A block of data
▬▬▬▬▬▬

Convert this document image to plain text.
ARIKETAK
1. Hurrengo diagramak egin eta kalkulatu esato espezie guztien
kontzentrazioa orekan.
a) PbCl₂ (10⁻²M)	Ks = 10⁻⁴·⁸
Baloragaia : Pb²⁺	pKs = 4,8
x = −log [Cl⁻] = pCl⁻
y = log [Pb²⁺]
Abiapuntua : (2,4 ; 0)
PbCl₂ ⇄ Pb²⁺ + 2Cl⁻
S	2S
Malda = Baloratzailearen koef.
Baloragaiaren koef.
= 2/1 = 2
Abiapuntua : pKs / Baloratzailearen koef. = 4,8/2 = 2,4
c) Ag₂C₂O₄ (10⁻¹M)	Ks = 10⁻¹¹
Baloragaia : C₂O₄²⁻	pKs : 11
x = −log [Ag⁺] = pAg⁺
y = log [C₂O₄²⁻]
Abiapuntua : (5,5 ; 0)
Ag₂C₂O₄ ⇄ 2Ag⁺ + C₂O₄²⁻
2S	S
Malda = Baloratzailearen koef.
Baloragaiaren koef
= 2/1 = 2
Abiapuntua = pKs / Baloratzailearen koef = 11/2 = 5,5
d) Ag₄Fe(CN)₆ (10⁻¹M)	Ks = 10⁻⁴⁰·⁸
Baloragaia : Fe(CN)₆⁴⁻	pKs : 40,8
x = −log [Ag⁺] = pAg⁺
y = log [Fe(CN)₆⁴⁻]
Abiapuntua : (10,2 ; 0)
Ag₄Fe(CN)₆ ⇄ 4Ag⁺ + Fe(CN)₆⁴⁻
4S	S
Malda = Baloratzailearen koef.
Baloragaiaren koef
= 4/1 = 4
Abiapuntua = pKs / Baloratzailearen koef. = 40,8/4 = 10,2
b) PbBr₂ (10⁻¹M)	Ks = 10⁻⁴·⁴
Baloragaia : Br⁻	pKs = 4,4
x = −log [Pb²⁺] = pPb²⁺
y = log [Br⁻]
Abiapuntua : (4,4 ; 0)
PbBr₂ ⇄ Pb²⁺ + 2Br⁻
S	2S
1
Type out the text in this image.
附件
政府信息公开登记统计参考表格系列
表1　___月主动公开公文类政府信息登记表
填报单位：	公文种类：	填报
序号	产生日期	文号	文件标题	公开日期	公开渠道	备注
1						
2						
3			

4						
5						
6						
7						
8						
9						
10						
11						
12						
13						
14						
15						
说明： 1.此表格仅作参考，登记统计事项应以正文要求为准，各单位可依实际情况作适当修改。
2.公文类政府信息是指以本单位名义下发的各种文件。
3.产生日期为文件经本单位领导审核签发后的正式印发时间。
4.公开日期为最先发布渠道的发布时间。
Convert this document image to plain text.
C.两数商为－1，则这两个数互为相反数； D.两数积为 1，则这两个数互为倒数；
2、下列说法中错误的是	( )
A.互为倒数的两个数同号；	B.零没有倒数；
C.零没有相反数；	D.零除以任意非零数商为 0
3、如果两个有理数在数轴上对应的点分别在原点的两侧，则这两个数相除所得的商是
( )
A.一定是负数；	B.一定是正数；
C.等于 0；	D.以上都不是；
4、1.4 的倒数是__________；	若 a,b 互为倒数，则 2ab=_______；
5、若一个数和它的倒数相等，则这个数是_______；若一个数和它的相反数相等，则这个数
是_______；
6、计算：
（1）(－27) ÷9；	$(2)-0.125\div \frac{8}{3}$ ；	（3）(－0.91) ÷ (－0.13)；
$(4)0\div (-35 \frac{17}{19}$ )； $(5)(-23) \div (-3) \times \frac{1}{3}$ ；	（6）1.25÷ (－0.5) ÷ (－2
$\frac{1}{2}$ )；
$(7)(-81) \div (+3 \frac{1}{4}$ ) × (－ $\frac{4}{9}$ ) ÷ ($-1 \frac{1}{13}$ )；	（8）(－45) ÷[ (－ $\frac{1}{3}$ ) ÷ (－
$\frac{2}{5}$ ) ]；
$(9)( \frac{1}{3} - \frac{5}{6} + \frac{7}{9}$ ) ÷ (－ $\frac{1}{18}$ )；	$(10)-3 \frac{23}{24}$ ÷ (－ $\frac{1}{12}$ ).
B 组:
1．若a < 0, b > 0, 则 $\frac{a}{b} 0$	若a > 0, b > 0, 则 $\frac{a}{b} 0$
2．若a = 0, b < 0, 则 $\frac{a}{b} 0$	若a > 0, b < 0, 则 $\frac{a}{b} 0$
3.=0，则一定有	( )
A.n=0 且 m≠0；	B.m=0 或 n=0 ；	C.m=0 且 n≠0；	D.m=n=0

▬▬▬▬▬▬

Write out again, exactly, the lines from the one holding "Type out the text in this image." through the end of the listing, with both ends included.

Type out the text in this image.
附件
政府信息公开登记统计参考表格系列
表1　___月主动公开公文类政府信息登记表
填报单位：	公文种类：	填报
序号	产生日期	文号	文件标题	公开日期	公开渠道	备注
1						
2						
3			

4						
5						
6						
7						
8						
9						
10						
11						
12						
13						
14						
15						
说明： 1.此表格仅作参考，登记统计事项应以正文要求为准，各单位可依实际情况作适当修改。
2.公文类政府信息是指以本单位名义下发的各种文件。
3.产生日期为文件经本单位领导审核签发后的正式印发时间。
4.公开日期为最先发布渠道的发布时间。
Convert this document image to plain text.
C.两数商为－1，则这两个数互为相反数； D.两数积为 1，则这两个数互为倒数；
2、下列说法中错误的是	( )
A.互为倒数的两个数同号；	B.零没有倒数；
C.零没有相反数；	D.零除以任意非零数商为 0
3、如果两个有理数在数轴上对应的点分别在原点的两侧，则这两个数相除所得的商是
( )
A.一定是负数；	B.一定是正数；
C.等于 0；	D.以上都不是；
4、1.4 的倒数是__________；	若 a,b 互为倒数，则 2ab=_______；
5、若一个数和它的倒数相等，则这个数是_______；若一个数和它的相反数相等，则这个数
是_______；
6、计算：
（1）(－27) ÷9；	$(2)-0.125\div \frac{8}{3}$ ；	（3）(－0.91) ÷ (－0.13)；
$(4)0\div (-35 \frac{17}{19}$ )； $(5)(-23) \div (-3) \times \frac{1}{3}$ ；	（6）1.25÷ (－0.5) ÷ (－2
$\frac{1}{2}$ )；
$(7)(-81) \div (+3 \frac{1}{4}$ ) × (－ $\frac{4}{9}$ ) ÷ ($-1 \frac{1}{13}$ )；	（8）(－45) ÷[ (－ $\frac{1}{3}$ ) ÷ (－
$\frac{2}{5}$ ) ]；
$(9)( \frac{1}{3} - \frac{5}{6} + \frac{7}{9}$ ) ÷ (－ $\frac{1}{18}$ )；	$(10)-3 \frac{23}{24}$ ÷ (－ $\frac{1}{12}$ ).
B 组:
1．若a < 0, b > 0, 则 $\frac{a}{b} 0$	若a > 0, b > 0, 则 $\frac{a}{b} 0$
2．若a = 0, b < 0, 则 $\frac{a}{b} 0$	若a > 0, b < 0, 则 $\frac{a}{b} 0$
3.=0，则一定有	( )
A.n=0 且 m≠0；	B.m=0 或 n=0 ；	C.m=0 且 n≠0；	D.m=n=0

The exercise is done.